_Problem description:_
Gather every line that includes the word "this", please.

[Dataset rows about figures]
===

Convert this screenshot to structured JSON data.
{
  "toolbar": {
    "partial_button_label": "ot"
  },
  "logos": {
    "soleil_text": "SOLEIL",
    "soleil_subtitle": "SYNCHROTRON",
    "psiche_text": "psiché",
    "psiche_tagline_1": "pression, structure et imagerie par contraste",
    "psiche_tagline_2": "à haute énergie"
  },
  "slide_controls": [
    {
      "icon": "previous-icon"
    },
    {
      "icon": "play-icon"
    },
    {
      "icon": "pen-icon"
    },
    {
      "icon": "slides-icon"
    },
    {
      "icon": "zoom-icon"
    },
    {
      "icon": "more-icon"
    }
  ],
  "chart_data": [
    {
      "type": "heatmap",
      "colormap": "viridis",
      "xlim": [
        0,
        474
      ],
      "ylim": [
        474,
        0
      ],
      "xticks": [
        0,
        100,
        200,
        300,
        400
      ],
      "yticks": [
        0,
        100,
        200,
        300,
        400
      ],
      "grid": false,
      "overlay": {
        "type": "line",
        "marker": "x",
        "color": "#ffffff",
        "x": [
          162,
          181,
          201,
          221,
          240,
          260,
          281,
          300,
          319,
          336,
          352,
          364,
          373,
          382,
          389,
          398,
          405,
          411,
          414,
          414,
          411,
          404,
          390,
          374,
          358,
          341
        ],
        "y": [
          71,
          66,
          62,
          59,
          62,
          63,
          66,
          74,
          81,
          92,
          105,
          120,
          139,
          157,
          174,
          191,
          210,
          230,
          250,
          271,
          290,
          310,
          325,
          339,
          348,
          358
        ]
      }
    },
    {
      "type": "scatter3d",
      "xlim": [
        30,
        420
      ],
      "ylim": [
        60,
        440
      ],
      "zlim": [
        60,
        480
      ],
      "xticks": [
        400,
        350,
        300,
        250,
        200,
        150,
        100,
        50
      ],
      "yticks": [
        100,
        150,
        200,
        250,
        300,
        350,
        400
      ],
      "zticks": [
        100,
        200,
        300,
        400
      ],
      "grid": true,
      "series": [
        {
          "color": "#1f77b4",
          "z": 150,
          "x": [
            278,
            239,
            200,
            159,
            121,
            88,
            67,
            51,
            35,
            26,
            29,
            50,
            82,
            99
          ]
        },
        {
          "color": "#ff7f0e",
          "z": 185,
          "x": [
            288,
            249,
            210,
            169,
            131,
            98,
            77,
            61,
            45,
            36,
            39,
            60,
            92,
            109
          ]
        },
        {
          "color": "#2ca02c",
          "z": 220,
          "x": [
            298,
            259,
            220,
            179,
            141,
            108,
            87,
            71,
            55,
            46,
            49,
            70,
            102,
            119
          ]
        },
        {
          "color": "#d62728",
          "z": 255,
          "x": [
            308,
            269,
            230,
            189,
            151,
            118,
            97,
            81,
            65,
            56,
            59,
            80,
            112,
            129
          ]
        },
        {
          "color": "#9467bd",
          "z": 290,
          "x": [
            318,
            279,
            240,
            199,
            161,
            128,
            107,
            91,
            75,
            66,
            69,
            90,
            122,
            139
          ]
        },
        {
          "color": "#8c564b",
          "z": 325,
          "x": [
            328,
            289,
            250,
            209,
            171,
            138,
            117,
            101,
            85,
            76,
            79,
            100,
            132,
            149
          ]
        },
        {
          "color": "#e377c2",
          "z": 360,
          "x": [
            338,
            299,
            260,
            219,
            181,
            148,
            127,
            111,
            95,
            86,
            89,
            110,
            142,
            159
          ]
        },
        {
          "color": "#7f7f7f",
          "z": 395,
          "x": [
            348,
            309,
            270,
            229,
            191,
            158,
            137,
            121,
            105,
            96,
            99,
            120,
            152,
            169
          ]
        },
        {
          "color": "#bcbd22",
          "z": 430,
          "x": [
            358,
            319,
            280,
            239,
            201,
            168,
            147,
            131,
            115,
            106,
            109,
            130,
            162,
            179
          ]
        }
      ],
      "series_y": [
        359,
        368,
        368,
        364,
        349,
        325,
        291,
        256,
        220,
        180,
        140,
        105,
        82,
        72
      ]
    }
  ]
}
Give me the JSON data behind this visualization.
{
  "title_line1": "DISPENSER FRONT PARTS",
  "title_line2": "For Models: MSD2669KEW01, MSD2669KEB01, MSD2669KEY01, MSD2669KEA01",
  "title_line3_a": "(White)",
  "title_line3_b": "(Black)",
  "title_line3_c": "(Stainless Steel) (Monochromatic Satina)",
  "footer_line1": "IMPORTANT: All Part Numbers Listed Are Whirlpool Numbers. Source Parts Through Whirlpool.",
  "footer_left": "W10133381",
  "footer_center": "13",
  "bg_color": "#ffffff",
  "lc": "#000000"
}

===

_Answer to the task:_
Convert this screenshot to structured JSON data.
Give me the JSON data behind this visualization.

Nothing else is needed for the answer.